Required work: Find every line with the word "Thermofan" and give their count, nothing else.

(A block of data)
============================================================
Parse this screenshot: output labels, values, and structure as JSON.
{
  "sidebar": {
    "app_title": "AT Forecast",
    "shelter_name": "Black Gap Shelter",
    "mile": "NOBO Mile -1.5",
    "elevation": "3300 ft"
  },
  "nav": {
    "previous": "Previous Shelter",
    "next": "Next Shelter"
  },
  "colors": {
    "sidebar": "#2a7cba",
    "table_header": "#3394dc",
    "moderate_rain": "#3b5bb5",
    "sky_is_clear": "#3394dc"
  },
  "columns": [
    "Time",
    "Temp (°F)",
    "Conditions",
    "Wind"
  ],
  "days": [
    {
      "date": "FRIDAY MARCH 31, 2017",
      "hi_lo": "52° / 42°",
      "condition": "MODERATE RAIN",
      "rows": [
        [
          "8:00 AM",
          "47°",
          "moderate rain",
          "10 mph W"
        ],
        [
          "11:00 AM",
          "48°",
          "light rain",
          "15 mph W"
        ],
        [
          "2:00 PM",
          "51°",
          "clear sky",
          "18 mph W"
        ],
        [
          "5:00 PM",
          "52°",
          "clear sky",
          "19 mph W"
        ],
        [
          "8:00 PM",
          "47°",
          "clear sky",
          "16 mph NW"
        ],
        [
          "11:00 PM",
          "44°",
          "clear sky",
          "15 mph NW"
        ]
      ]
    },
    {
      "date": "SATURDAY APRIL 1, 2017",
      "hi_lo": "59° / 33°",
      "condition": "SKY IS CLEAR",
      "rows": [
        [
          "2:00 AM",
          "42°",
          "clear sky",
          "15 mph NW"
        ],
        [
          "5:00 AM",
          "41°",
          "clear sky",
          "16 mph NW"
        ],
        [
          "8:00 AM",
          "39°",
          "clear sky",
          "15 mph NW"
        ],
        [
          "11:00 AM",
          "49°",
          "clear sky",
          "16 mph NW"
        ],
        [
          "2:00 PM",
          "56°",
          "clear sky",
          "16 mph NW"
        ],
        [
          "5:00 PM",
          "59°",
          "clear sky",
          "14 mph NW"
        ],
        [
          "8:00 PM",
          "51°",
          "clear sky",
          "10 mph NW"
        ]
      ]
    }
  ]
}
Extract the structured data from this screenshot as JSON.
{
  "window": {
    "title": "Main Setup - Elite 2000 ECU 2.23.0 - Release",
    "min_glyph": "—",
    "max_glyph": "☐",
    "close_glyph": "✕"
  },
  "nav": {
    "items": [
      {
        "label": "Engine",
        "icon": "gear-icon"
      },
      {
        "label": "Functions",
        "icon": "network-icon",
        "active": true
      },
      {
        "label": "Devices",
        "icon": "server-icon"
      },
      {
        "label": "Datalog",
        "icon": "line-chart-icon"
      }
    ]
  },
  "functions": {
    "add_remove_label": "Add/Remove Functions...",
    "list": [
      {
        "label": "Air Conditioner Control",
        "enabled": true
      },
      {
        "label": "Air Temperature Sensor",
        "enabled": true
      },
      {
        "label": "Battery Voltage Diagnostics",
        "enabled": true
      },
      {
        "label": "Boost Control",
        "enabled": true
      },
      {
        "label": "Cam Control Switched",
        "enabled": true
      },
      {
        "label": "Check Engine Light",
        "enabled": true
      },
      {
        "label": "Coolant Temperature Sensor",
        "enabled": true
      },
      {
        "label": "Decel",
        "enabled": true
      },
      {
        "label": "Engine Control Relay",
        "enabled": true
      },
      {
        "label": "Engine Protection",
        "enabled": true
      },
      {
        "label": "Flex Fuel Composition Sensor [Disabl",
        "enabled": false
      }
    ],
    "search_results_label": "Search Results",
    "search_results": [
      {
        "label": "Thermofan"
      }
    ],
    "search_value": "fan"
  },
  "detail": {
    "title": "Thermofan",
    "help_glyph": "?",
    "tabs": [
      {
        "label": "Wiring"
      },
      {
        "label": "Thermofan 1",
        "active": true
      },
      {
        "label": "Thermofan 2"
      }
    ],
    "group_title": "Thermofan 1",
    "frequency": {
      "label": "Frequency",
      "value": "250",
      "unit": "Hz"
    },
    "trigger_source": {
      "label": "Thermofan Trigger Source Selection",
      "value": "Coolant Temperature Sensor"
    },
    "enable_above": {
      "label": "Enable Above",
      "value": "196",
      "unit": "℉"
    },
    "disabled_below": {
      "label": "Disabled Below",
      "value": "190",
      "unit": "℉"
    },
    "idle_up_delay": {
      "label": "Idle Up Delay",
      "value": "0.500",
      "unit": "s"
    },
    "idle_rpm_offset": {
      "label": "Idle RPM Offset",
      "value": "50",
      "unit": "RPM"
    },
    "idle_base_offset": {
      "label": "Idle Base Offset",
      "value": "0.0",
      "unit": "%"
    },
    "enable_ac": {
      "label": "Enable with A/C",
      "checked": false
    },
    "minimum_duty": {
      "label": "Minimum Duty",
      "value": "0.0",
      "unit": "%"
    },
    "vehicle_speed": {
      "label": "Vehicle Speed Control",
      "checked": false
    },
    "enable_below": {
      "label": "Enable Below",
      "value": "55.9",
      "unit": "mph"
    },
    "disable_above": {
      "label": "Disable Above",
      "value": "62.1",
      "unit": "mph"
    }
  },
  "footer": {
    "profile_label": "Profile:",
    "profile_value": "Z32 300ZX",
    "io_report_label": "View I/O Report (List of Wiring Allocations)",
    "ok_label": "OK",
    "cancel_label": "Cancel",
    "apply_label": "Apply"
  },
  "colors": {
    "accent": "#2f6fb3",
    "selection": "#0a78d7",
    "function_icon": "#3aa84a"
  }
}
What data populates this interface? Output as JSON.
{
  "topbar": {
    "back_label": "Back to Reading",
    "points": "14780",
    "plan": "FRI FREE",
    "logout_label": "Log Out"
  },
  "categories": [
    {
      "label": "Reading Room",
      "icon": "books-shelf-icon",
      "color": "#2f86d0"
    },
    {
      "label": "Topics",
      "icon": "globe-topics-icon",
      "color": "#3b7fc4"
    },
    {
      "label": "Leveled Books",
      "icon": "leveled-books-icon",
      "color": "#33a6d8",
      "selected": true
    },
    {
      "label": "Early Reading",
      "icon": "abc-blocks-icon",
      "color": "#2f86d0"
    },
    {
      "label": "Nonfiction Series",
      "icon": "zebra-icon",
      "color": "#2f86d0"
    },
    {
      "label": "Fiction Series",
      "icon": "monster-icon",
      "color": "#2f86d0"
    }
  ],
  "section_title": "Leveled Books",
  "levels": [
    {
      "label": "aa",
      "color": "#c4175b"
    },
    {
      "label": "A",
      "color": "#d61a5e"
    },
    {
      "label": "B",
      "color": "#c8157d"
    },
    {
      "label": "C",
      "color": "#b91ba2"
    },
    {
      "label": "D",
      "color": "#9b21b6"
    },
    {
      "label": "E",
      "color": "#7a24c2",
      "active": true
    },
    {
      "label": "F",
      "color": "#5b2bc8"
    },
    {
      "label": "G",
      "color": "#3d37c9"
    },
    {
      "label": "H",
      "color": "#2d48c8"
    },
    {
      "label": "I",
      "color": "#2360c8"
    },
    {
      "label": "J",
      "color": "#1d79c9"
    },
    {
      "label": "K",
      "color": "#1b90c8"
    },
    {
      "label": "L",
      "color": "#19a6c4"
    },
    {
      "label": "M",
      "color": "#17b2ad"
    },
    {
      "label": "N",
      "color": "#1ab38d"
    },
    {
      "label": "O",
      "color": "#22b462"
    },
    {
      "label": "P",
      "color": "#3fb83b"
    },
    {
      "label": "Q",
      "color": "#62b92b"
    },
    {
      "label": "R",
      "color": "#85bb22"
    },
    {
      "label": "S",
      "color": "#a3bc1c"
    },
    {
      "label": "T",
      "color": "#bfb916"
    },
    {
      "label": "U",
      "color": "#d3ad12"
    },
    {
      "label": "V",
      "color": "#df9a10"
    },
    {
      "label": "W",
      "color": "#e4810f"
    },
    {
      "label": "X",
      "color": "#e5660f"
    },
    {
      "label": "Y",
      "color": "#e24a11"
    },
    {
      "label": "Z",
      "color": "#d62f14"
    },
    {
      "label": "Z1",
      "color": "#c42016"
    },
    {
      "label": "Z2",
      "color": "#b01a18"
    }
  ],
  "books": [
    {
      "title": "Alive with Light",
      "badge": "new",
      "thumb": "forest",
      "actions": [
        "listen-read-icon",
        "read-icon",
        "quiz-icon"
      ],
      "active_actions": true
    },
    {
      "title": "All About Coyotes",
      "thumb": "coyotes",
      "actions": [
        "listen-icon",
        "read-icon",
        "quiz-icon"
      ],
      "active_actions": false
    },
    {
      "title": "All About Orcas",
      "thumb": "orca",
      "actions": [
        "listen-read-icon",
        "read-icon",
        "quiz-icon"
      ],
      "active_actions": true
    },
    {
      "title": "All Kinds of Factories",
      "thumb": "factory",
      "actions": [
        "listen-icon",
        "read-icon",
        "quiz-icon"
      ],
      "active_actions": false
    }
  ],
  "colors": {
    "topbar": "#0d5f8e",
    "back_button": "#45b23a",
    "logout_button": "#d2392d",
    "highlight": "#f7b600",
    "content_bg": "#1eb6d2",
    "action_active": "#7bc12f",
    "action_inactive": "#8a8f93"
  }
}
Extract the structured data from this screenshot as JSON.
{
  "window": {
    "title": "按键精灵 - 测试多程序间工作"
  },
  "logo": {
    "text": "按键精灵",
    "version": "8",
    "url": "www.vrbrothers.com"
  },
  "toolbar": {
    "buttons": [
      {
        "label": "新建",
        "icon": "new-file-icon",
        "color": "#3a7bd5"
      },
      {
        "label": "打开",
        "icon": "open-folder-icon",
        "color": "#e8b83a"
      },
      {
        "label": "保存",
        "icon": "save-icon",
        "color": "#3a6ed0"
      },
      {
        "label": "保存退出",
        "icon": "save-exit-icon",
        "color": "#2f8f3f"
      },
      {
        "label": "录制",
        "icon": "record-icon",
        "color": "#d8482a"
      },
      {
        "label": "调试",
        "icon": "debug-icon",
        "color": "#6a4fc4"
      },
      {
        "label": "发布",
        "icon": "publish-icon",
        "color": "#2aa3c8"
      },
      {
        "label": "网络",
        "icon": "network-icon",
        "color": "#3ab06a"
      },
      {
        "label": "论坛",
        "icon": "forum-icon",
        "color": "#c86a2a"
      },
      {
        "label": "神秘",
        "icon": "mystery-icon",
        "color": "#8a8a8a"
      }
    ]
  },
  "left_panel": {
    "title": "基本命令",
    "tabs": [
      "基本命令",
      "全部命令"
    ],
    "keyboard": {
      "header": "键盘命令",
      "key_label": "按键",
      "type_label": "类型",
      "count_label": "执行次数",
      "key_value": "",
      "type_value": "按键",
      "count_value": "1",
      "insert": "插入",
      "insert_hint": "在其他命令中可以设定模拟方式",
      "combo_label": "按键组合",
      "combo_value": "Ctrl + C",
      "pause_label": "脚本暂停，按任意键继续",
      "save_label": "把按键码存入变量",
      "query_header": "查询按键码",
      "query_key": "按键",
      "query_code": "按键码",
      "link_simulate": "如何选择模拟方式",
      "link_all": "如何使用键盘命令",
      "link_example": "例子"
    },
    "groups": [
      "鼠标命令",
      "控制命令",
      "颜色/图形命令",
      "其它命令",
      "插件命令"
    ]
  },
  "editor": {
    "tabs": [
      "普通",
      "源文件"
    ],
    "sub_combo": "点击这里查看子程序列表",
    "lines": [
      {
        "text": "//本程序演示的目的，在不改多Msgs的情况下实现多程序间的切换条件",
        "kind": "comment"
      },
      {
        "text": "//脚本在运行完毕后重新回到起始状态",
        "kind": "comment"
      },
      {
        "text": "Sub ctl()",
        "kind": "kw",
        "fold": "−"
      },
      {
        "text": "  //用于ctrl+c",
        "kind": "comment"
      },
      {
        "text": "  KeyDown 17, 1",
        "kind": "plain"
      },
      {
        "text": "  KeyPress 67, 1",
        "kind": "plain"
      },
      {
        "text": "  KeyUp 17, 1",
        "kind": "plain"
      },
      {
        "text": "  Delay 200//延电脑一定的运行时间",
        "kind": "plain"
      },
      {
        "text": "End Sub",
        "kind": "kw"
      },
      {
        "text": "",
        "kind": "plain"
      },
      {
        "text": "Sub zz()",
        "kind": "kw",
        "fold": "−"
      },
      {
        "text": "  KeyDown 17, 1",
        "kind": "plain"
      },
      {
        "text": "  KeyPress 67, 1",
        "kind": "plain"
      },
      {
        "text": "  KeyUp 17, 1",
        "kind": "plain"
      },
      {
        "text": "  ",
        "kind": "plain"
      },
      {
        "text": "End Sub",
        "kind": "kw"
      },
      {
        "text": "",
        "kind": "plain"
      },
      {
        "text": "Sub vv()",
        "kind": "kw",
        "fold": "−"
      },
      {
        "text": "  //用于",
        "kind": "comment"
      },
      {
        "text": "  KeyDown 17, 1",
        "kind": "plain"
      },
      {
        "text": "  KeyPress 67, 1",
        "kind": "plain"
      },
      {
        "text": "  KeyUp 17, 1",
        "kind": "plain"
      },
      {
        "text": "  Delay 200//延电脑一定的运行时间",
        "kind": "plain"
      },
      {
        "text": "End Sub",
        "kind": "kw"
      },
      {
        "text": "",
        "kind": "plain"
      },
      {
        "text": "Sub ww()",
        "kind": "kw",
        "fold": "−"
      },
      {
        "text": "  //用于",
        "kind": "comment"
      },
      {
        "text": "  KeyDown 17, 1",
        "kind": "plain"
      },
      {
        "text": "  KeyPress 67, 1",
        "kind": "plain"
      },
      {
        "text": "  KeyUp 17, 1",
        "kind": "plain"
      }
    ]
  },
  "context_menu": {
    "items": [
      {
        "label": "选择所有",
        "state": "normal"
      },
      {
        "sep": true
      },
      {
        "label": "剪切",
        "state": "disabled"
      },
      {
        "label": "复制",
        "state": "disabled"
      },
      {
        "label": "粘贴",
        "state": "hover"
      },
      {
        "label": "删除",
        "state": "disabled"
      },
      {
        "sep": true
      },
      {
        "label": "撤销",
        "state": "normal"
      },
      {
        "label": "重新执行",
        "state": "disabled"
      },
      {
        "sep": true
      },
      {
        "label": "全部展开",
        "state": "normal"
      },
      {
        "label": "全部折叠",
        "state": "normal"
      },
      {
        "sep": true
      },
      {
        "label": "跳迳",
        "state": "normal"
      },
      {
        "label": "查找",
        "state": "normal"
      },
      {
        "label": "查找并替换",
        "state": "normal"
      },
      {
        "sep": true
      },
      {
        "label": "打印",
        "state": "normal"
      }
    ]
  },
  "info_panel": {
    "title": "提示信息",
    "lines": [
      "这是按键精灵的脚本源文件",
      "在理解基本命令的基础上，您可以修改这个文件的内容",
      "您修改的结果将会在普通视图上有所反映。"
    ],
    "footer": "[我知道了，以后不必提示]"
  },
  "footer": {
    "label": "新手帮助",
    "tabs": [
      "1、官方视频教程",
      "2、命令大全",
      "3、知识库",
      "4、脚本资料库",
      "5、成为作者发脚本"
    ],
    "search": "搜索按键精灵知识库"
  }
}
============================================================
Answer to the exercise: 6